BRIEF
Give all of the lines again exactly as they read.

(Dataset listings of figures)
☆ ☆ ☆ ☆

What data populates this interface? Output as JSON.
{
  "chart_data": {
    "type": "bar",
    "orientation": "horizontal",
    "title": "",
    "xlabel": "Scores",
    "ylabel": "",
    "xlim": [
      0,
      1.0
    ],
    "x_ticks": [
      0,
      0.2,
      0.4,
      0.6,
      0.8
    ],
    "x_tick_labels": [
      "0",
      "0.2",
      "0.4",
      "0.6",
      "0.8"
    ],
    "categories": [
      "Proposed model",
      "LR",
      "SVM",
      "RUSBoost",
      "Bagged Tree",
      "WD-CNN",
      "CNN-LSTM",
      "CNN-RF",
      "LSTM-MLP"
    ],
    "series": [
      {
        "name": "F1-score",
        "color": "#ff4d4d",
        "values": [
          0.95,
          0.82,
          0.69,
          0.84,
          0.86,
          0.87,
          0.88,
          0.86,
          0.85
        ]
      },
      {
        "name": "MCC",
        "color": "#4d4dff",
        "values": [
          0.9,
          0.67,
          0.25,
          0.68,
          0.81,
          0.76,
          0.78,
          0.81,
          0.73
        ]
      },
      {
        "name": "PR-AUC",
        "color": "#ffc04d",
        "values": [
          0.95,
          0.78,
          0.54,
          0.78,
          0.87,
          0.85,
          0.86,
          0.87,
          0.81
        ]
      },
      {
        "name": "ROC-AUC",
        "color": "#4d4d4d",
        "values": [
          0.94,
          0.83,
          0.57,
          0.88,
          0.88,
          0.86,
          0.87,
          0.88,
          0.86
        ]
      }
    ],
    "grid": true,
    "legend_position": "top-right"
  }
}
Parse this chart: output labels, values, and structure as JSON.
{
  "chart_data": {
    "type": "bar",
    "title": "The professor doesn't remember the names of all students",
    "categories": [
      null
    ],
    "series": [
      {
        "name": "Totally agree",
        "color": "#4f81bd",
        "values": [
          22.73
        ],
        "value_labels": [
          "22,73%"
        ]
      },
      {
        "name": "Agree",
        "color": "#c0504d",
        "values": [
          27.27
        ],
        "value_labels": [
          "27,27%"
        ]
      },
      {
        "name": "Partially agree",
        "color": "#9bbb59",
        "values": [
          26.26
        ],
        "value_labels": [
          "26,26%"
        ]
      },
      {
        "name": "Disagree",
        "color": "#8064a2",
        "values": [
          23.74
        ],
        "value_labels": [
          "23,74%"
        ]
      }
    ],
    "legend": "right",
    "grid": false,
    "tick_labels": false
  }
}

☆ ☆ ☆ ☆

RESULT OF THIS EXERCISE
What data populates this interface? Output as JSON.
{
  "chart_data": {
    "type": "bar",
    "orientation": "horizontal",
    "title": "",
    "xlabel": "Scores",
    "ylabel": "",
    "xlim": [
      0,
      1.0
    ],
    "x_ticks": [
      0,
      0.2,
      0.4,
      0.6,
      0.8
    ],
    "x_tick_labels": [
      "0",
      "0.2",
      "0.4",
      "0.6",
      "0.8"
    ],
    "categories": [
      "Proposed model",
      "LR",
      "SVM",
      "RUSBoost",
      "Bagged Tree",
      "WD-CNN",
      "CNN-LSTM",
      "CNN-RF",
      "LSTM-MLP"
    ],
    "series": [
      {
        "name": "F1-score",
        "color": "#ff4d4d",
        "values": [
          0.95,
          0.82,
          0.69,
          0.84,
          0.86,
          0.87,
          0.88,
          0.86,
          0.85
        ]
      },
      {
        "name": "MCC",
        "color": "#4d4dff",
        "values": [
          0.9,
          0.67,
          0.25,
          0.68,
          0.81,
          0.76,
          0.78,
          0.81,
          0.73
        ]
      },
      {
        "name": "PR-AUC",
        "color": "#ffc04d",
        "values": [
          0.95,
          0.78,
          0.54,
          0.78,
          0.87,
          0.85,
          0.86,
          0.87,
          0.81
        ]
      },
      {
        "name": "ROC-AUC",
        "color": "#4d4d4d",
        "values": [
          0.94,
          0.83,
          0.57,
          0.88,
          0.88,
          0.86,
          0.87,
          0.88,
          0.86
        ]
      }
    ],
    "grid": true,
    "legend_position": "top-right"
  }
}
Parse this chart: output labels, values, and structure as JSON.
{
  "chart_data": {
    "type": "bar",
    "title": "The professor doesn't remember the names of all students",
    "categories": [
      null
    ],
    "series": [
      {
        "name": "Totally agree",
        "color": "#4f81bd",
        "values": [
          22.73
        ],
        "value_labels": [
          "22,73%"
        ]
      },
      {
        "name": "Agree",
        "color": "#c0504d",
        "values": [
          27.27
        ],
        "value_labels": [
          "27,27%"
        ]
      },
      {
        "name": "Partially agree",
        "color": "#9bbb59",
        "values": [
          26.26
        ],
        "value_labels": [
          "26,26%"
        ]
      },
      {
        "name": "Disagree",
        "color": "#8064a2",
        "values": [
          23.74
        ],
        "value_labels": [
          "23,74%"
        ]
      }
    ],
    "legend": "right",
    "grid": false,
    "tick_labels": false
  }
}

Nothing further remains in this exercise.